Look below. Copy each line that has "JSON" in it.

**EXERCISE DATA:**
________________

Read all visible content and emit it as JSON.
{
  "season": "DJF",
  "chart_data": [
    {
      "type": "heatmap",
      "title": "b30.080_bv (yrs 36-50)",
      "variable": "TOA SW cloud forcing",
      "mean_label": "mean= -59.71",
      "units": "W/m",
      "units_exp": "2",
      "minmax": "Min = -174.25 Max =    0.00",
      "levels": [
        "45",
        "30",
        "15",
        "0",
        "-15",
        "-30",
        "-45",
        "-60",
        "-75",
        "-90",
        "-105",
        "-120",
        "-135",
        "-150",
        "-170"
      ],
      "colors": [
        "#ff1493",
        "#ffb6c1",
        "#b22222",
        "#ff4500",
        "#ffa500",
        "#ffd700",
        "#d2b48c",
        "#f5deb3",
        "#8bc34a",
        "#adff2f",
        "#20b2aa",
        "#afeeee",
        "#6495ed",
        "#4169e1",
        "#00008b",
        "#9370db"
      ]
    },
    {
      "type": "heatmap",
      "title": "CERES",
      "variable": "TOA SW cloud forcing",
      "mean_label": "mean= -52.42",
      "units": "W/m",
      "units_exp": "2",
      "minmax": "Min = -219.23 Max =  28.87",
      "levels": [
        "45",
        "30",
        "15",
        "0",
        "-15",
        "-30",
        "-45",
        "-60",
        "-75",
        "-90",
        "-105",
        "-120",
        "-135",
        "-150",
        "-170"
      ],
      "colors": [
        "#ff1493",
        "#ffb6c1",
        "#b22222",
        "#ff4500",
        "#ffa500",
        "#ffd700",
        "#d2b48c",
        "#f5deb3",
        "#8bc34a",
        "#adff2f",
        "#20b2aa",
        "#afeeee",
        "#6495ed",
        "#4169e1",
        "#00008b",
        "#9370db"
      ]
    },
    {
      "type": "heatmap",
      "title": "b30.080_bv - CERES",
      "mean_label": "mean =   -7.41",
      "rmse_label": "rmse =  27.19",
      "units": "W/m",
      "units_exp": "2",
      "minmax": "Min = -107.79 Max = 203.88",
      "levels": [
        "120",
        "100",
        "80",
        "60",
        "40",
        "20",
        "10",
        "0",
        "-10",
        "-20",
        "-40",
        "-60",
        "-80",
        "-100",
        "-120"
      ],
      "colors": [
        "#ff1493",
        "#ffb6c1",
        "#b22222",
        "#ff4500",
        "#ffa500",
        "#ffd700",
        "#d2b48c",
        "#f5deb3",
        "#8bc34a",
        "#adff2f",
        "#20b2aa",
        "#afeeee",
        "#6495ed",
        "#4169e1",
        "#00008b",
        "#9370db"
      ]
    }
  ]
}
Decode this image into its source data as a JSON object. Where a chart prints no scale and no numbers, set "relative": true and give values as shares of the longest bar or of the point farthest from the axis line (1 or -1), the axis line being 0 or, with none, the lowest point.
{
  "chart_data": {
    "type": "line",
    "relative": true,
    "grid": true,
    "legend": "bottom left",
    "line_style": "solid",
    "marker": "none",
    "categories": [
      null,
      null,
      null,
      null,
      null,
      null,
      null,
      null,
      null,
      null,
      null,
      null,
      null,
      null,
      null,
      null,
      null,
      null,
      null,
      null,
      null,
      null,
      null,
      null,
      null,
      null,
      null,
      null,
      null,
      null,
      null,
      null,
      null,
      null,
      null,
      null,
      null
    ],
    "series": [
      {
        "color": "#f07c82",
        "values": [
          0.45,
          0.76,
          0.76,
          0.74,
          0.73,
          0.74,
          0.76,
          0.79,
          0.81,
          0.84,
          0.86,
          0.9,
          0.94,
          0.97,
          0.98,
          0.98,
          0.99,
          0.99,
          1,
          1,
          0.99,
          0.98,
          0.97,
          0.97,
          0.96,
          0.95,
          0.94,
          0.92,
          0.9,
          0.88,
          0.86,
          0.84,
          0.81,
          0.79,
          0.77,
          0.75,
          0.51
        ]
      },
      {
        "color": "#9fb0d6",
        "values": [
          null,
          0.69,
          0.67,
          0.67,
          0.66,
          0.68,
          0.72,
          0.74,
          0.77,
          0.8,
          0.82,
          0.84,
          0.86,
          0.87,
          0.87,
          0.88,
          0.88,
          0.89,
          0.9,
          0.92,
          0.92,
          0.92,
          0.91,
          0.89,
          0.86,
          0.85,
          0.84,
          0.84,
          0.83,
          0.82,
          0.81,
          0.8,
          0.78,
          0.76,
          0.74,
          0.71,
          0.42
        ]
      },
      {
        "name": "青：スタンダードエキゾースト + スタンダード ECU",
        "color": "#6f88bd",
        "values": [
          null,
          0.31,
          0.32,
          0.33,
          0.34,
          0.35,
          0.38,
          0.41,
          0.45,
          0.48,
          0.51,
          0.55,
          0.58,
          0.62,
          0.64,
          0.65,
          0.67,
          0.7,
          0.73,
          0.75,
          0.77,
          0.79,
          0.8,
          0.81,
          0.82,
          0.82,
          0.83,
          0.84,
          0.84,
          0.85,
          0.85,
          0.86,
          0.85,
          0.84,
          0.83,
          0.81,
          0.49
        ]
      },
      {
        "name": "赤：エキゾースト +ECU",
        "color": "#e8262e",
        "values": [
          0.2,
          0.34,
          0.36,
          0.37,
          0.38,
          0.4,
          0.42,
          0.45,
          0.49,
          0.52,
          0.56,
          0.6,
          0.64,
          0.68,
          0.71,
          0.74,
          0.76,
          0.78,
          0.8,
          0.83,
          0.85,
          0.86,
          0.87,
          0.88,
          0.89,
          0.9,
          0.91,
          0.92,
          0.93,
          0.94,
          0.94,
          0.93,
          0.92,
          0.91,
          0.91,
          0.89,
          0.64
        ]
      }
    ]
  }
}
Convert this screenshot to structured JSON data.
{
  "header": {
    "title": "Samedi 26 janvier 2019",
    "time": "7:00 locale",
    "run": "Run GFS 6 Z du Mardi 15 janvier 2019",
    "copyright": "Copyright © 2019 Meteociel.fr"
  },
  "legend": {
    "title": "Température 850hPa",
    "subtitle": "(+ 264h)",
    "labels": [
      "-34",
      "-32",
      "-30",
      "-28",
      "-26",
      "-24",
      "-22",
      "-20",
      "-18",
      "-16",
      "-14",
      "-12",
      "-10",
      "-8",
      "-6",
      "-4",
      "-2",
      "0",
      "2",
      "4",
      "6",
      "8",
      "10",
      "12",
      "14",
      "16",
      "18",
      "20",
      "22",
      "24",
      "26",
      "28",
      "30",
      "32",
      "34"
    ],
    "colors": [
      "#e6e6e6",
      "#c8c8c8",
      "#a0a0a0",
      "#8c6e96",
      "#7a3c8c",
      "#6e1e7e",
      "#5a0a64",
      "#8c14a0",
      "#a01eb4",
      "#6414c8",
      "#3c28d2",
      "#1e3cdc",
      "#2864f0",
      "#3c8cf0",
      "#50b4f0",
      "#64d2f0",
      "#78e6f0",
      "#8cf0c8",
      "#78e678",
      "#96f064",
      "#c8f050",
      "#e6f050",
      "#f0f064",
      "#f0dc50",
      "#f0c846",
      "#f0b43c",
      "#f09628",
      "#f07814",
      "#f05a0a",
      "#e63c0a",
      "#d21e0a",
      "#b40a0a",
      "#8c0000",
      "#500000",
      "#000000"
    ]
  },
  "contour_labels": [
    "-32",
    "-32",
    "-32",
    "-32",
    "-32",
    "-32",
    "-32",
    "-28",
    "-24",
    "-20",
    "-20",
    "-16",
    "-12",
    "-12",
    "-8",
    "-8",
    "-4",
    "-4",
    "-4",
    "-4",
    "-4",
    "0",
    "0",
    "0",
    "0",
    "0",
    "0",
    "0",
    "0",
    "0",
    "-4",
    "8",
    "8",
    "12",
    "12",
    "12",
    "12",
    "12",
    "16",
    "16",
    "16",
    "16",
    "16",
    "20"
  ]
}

________________

**ANSWER:**
Read all visible content and emit it as JSON.
Decode this image into its source data as a JSON object. Where a chart prints no scale and no numbers, set "relative": true and give values as shares of the longest bar or of the point farthest from the axis line (1 or -1), the axis line being 0 or, with none, the lowest point.
Convert this screenshot to structured JSON data.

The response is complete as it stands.